**EXERCISE OBJECTIVE:** Pick out each line of the records in which the word "região" appears.

------------------------------

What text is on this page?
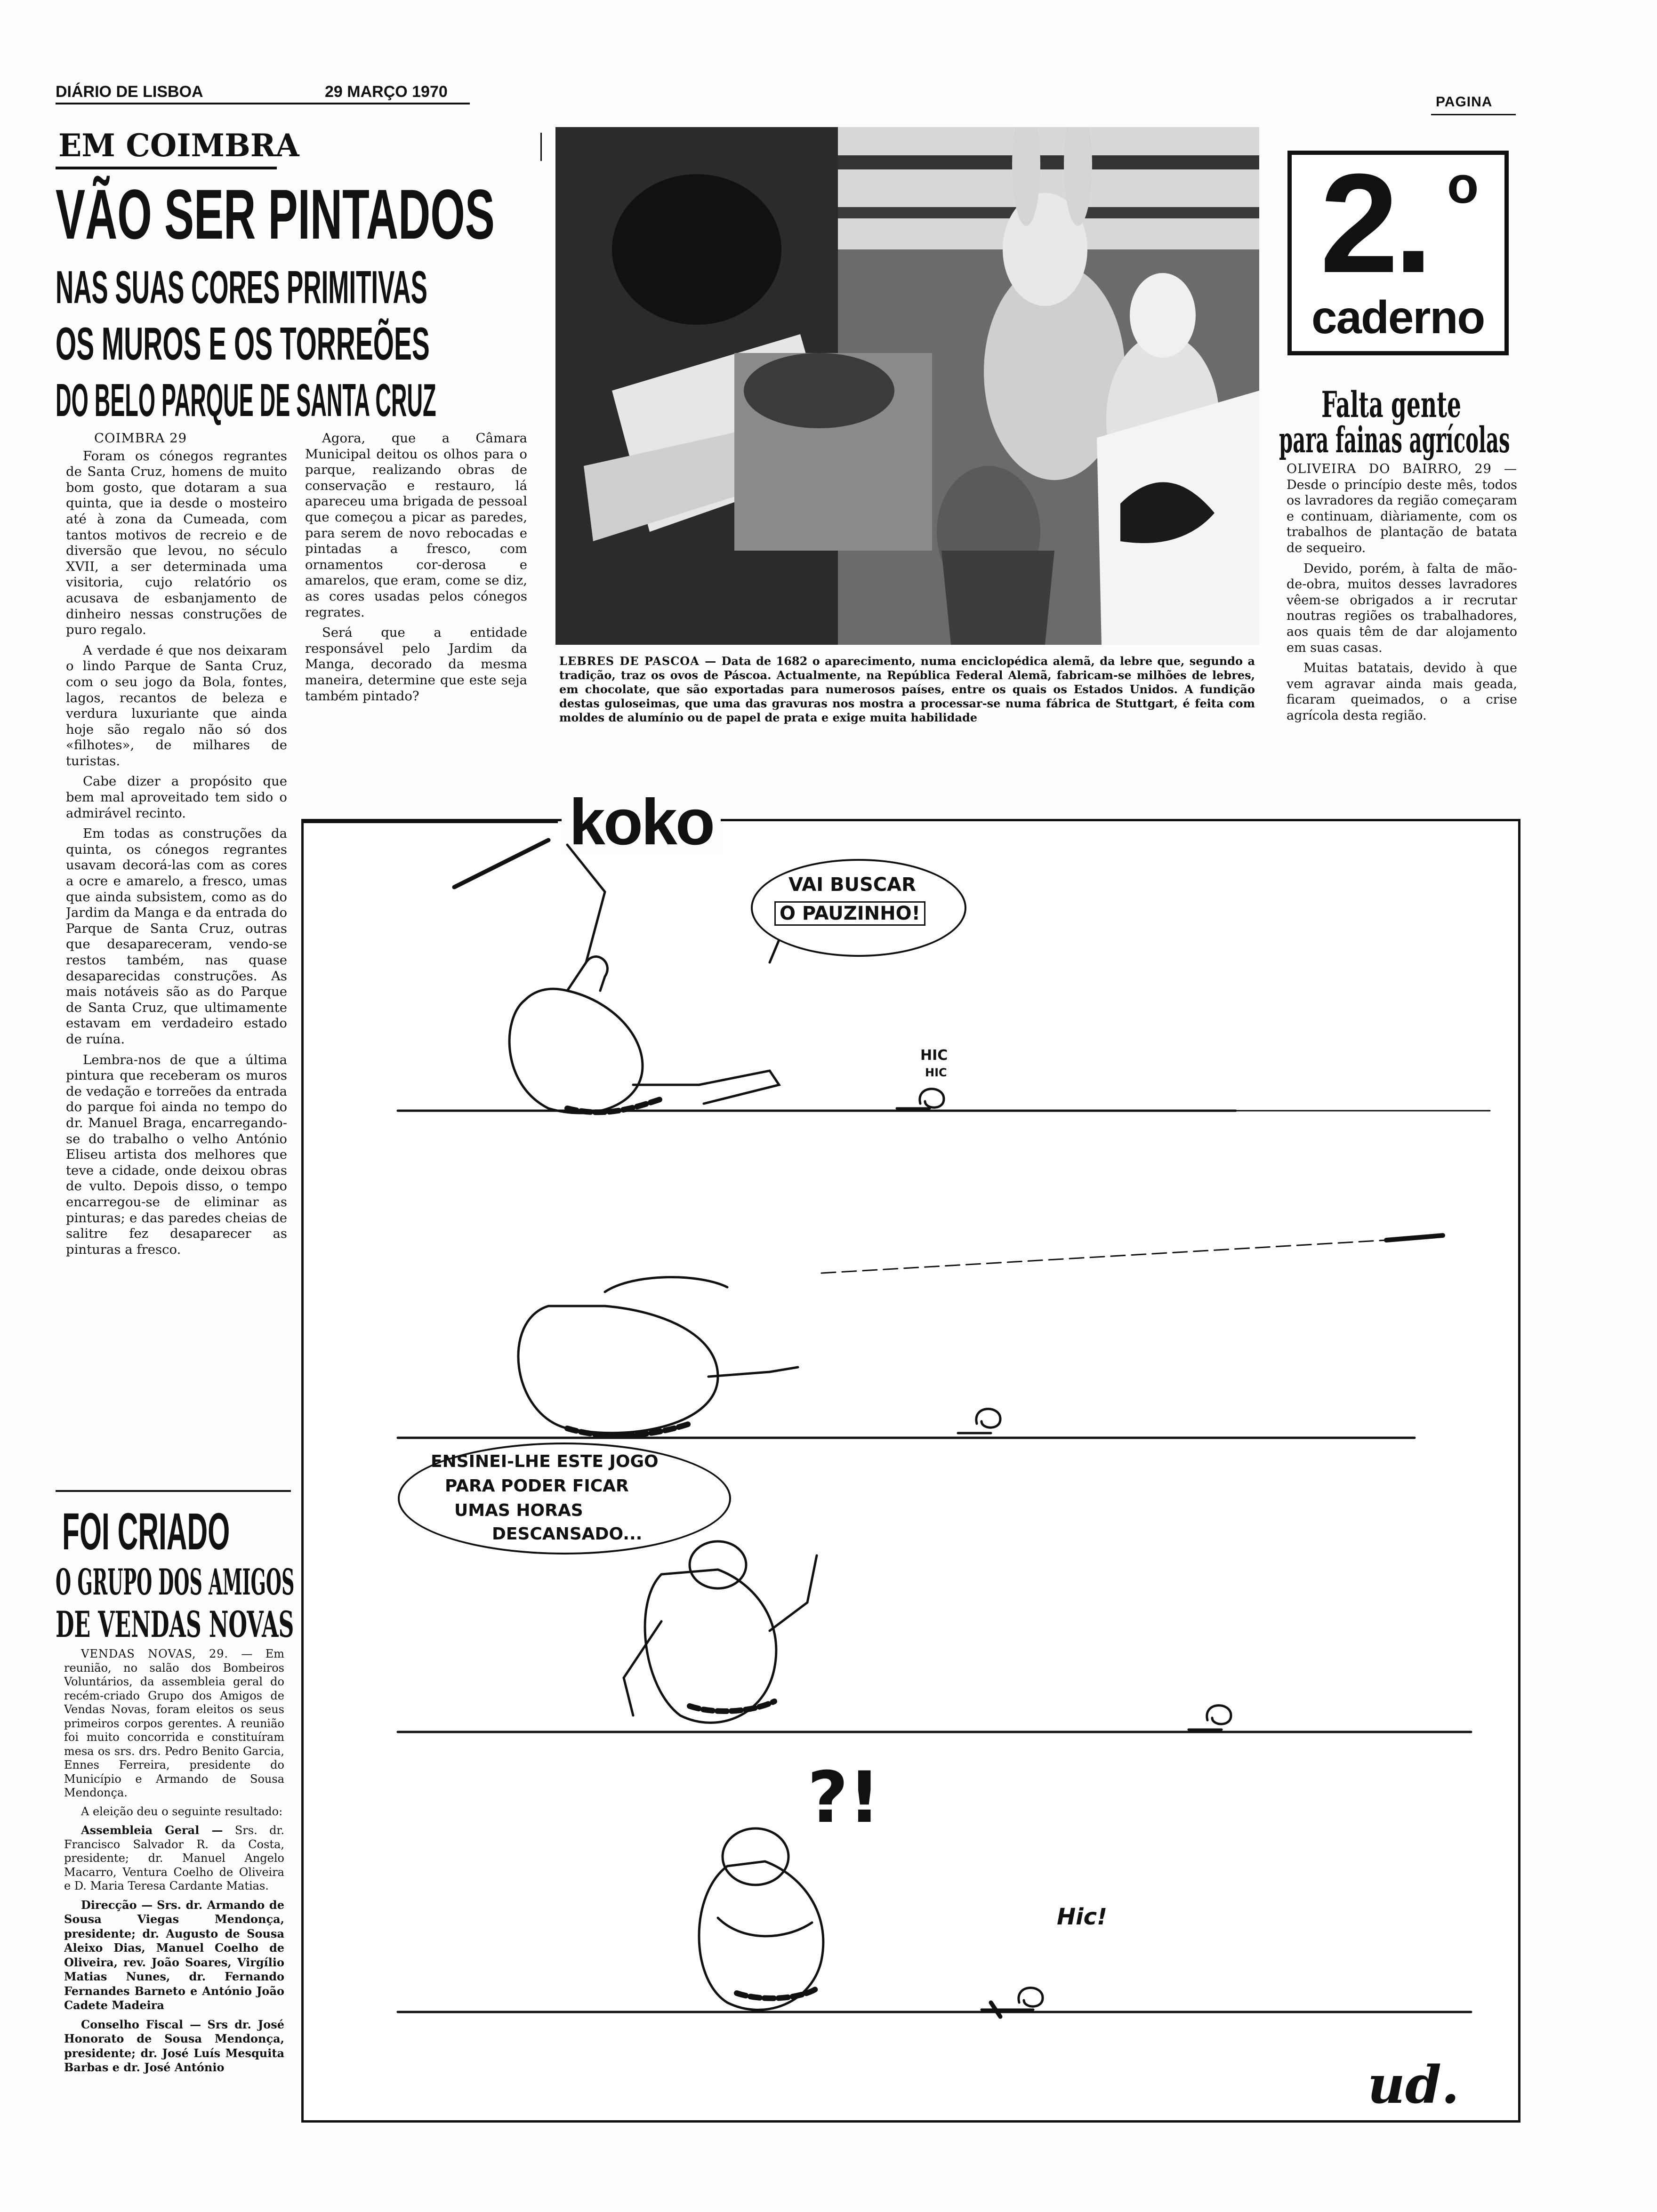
DIÁRIO DE LISBOA	29 MARÇO 1970
PAGINA
EM COIMBRA
VÃO SER PINTADOS
NAS SUAS CORES PRIMITIVAS
OS MUROS E OS TORREÕES
DO BELO PARQUE DE SANTA CRUZ
COIMBRA 29

Foram os cónegos regrantes de Santa Cruz, homens de muito bom gosto, que dotaram a sua quinta, que ia desde o mosteiro até à zona da Cumeada, com tantos motivos de recreio e de diversão que levou, no século XVII, a ser determinada uma visitoria, cujo relatório os acusava de esbanjamento de dinheiro nessas construções de puro regalo.

A verdade é que nos deixaram o lindo Parque de Santa Cruz, com o seu jogo da Bola, fontes, lagos, recantos de beleza e verdura luxuriante que ainda hoje são regalo não só dos «filhotes», de milhares de turistas.

Cabe dizer a propósito que bem mal aproveitado tem sido o admirável recinto.

Em todas as construções da quinta, os cónegos regrantes usavam decorá-las com as cores a ocre e amarelo, a fresco, umas que ainda subsistem, como as do Jardim da Manga e da entrada do Parque de Santa Cruz, outras que desapareceram, vendo-se restos também, nas quase desaparecidas construções. As mais notáveis são as do Parque de Santa Cruz, que ultimamente estavam em verdadeiro estado de ruína.

Lembra-nos de que a última pintura que receberam os muros de vedação e torreões da entrada do parque foi ainda no tempo do dr. Manuel Braga, encarregando-se do trabalho o velho António Eliseu artista dos melhores que teve a cidade, onde deixou obras de vulto. Depois disso, o tempo encarregou-se de eliminar as pinturas; e das paredes cheias de salitre fez desaparecer as pinturas a fresco.

Agora, que a Câmara Municipal deitou os olhos para o parque, realizando obras de conservação e restauro, lá apareceu uma brigada de pessoal que começou a picar as paredes, para serem de novo rebocadas e pintadas a fresco, com ornamentos cor-derosa e amarelos, que eram, come se diz, as cores usadas pelos cónegos regrates.

Será que a entidade responsável pelo Jardim da Manga, decorado da mesma maneira, determine que este seja também pintado?

LEBRES DE PASCOA — Data de 1682 o aparecimento, numa enciclopédica alemã, da lebre que, segundo a tradição, traz os ovos de Páscoa. Actualmente, na República Federal Alemã, fabricam-se milhões de lebres, em chocolate, que são exportadas para numerosos países, entre os quais os Estados Unidos. A fundição destas guloseimas, que uma das gravuras nos mostra a processar-se numa fábrica de Stuttgart, é feita com moldes de alumínio ou de papel de prata e exige muita habilidade
2. o
caderno
Falta gente
para fainas agrícolas

OLIVEIRA DO BAIRRO, 29 — Desde o princípio deste mês, todos os lavradores da região começaram e continuam, diàriamente, com os trabalhos de plantação de batata de sequeiro.

Devido, porém, à falta de mão-de-obra, muitos desses lavradores vêem-se obrigados a ir recrutar noutras regiões os trabalhadores, aos quais têm de dar alojamento em suas casas.

Muitas batatais, devido à que vem agravar ainda mais geada, ficaram queimados, o a crise agrícola desta região.

FOI CRIADO
O GRUPO DOS AMIGOS
DE VENDAS NOVAS

VENDAS NOVAS, 29. — Em reunião, no salão dos Bombeiros Voluntários, da assembleia geral do recém-criado Grupo dos Amigos de Vendas Novas, foram eleitos os seus primeiros corpos gerentes. A reunião foi muito concorrida e constituíram mesa os srs. drs. Pedro Benito Garcia, Ennes Ferreira, presidente do Município e Armando de Sousa Mendonça.

A eleição deu o seguinte resultado:

Assembleia Geral — Srs. dr. Francisco Salvador R. da Costa, presidente; dr. Manuel Angelo Macarro, Ventura Coelho de Oliveira e D. Maria Teresa Cardante Matias.

Direcção — Srs. dr. Armando de Sousa Viegas Mendonça, presidente; dr. Augusto de Sousa Aleixo Dias, Manuel Coelho de Oliveira, rev. João Soares, Virgílio Matias Nunes, dr. Fernando Fernandes Barneto e António João Cadete Madeira

Conselho Fiscal — Srs dr. José Honorato de Sousa Mendonça, presidente; dr. José Luís Mesquita Barbas e dr. José António

koko
VAI BUSCAR
O PAUZINHO!
HIC
HIC
ENSINEI-LHE ESTE JOGO
PARA PODER FICAR
UMAS HORAS
DESCANSADO...
?!
Hic!
ud.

------------------------------

**COMPLETE ANSWER:**
OLIVEIRA DO BAIRRO, 29 — Desde o princípio deste mês, todos os lavradores da região começaram e continuam, diàriamente, com os trabalhos de plantação de batata de sequeiro.
Muitas batatais, devido à que vem agravar ainda mais geada, ficaram queimados, o a crise agrícola desta região.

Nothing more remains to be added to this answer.